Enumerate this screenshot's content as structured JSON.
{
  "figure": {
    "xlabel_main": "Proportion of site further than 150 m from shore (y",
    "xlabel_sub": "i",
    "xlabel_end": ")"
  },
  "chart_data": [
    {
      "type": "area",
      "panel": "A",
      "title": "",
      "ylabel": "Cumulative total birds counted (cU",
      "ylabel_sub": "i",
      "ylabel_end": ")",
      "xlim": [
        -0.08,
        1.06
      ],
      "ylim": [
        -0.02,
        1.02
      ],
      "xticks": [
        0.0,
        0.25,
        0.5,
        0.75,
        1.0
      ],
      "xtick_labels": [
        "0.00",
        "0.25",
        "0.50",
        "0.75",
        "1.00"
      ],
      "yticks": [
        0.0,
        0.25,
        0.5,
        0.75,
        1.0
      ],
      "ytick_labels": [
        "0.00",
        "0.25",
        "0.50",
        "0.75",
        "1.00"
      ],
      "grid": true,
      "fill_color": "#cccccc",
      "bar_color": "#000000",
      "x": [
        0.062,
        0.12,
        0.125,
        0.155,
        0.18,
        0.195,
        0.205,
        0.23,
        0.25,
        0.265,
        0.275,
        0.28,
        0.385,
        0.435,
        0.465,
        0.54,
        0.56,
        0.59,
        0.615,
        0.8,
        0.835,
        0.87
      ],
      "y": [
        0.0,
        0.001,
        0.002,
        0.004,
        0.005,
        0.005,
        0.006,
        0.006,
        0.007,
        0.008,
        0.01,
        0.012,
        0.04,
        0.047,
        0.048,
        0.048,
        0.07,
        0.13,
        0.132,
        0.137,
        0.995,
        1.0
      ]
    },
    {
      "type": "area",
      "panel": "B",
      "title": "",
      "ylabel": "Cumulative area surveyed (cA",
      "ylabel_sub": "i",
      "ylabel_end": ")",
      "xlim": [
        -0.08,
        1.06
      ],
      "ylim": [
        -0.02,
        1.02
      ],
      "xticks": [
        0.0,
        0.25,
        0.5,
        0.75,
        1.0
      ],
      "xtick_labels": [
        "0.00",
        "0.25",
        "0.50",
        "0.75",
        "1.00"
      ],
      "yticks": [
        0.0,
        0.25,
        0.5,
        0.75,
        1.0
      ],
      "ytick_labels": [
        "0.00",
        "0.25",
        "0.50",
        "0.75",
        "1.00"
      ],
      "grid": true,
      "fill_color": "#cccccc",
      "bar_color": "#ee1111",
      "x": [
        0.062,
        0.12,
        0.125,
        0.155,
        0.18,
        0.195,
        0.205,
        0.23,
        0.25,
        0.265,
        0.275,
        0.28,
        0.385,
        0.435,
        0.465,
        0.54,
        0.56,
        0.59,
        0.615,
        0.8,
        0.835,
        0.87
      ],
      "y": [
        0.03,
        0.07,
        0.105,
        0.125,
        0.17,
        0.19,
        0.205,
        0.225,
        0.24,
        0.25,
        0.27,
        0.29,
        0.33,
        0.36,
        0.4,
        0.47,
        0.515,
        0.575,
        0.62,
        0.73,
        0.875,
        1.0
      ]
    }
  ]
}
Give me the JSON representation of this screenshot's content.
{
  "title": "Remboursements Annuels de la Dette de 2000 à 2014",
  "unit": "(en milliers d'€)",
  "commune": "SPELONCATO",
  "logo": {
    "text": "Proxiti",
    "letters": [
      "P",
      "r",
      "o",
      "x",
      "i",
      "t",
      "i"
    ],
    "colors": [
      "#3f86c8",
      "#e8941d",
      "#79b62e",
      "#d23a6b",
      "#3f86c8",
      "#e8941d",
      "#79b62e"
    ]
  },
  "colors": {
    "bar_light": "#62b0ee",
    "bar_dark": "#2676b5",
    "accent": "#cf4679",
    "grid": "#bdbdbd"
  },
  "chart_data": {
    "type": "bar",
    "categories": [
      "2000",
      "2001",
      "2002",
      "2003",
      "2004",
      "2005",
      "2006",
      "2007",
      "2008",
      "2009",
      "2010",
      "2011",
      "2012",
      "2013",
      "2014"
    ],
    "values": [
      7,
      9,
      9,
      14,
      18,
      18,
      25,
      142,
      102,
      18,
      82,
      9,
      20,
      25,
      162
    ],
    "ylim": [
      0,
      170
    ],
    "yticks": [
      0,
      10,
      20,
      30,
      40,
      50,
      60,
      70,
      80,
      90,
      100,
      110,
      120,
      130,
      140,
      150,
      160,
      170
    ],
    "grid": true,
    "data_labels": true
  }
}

== THE TASK ==
Take the listing above and write it out again exactly.

== REPLY ==
Enumerate this screenshot's content as structured JSON.
{
  "figure": {
    "xlabel_main": "Proportion of site further than 150 m from shore (y",
    "xlabel_sub": "i",
    "xlabel_end": ")"
  },
  "chart_data": [
    {
      "type": "area",
      "panel": "A",
      "title": "",
      "ylabel": "Cumulative total birds counted (cU",
      "ylabel_sub": "i",
      "ylabel_end": ")",
      "xlim": [
        -0.08,
        1.06
      ],
      "ylim": [
        -0.02,
        1.02
      ],
      "xticks": [
        0.0,
        0.25,
        0.5,
        0.75,
        1.0
      ],
      "xtick_labels": [
        "0.00",
        "0.25",
        "0.50",
        "0.75",
        "1.00"
      ],
      "yticks": [
        0.0,
        0.25,
        0.5,
        0.75,
        1.0
      ],
      "ytick_labels": [
        "0.00",
        "0.25",
        "0.50",
        "0.75",
        "1.00"
      ],
      "grid": true,
      "fill_color": "#cccccc",
      "bar_color": "#000000",
      "x": [
        0.062,
        0.12,
        0.125,
        0.155,
        0.18,
        0.195,
        0.205,
        0.23,
        0.25,
        0.265,
        0.275,
        0.28,
        0.385,
        0.435,
        0.465,
        0.54,
        0.56,
        0.59,
        0.615,
        0.8,
        0.835,
        0.87
      ],
      "y": [
        0.0,
        0.001,
        0.002,
        0.004,
        0.005,
        0.005,
        0.006,
        0.006,
        0.007,
        0.008,
        0.01,
        0.012,
        0.04,
        0.047,
        0.048,
        0.048,
        0.07,
        0.13,
        0.132,
        0.137,
        0.995,
        1.0
      ]
    },
    {
      "type": "area",
      "panel": "B",
      "title": "",
      "ylabel": "Cumulative area surveyed (cA",
      "ylabel_sub": "i",
      "ylabel_end": ")",
      "xlim": [
        -0.08,
        1.06
      ],
      "ylim": [
        -0.02,
        1.02
      ],
      "xticks": [
        0.0,
        0.25,
        0.5,
        0.75,
        1.0
      ],
      "xtick_labels": [
        "0.00",
        "0.25",
        "0.50",
        "0.75",
        "1.00"
      ],
      "yticks": [
        0.0,
        0.25,
        0.5,
        0.75,
        1.0
      ],
      "ytick_labels": [
        "0.00",
        "0.25",
        "0.50",
        "0.75",
        "1.00"
      ],
      "grid": true,
      "fill_color": "#cccccc",
      "bar_color": "#ee1111",
      "x": [
        0.062,
        0.12,
        0.125,
        0.155,
        0.18,
        0.195,
        0.205,
        0.23,
        0.25,
        0.265,
        0.275,
        0.28,
        0.385,
        0.435,
        0.465,
        0.54,
        0.56,
        0.59,
        0.615,
        0.8,
        0.835,
        0.87
      ],
      "y": [
        0.03,
        0.07,
        0.105,
        0.125,
        0.17,
        0.19,
        0.205,
        0.225,
        0.24,
        0.25,
        0.27,
        0.29,
        0.33,
        0.36,
        0.4,
        0.47,
        0.515,
        0.575,
        0.62,
        0.73,
        0.875,
        1.0
      ]
    }
  ]
}
Give me the JSON representation of this screenshot's content.
{
  "title": "Remboursements Annuels de la Dette de 2000 à 2014",
  "unit": "(en milliers d'€)",
  "commune": "SPELONCATO",
  "logo": {
    "text": "Proxiti",
    "letters": [
      "P",
      "r",
      "o",
      "x",
      "i",
      "t",
      "i"
    ],
    "colors": [
      "#3f86c8",
      "#e8941d",
      "#79b62e",
      "#d23a6b",
      "#3f86c8",
      "#e8941d",
      "#79b62e"
    ]
  },
  "colors": {
    "bar_light": "#62b0ee",
    "bar_dark": "#2676b5",
    "accent": "#cf4679",
    "grid": "#bdbdbd"
  },
  "chart_data": {
    "type": "bar",
    "categories": [
      "2000",
      "2001",
      "2002",
      "2003",
      "2004",
      "2005",
      "2006",
      "2007",
      "2008",
      "2009",
      "2010",
      "2011",
      "2012",
      "2013",
      "2014"
    ],
    "values": [
      7,
      9,
      9,
      14,
      18,
      18,
      25,
      142,
      102,
      18,
      82,
      9,
      20,
      25,
      162
    ],
    "ylim": [
      0,
      170
    ],
    "yticks": [
      0,
      10,
      20,
      30,
      40,
      50,
      60,
      70,
      80,
      90,
      100,
      110,
      120,
      130,
      140,
      150,
      160,
      170
    ],
    "grid": true,
    "data_labels": true
  }
}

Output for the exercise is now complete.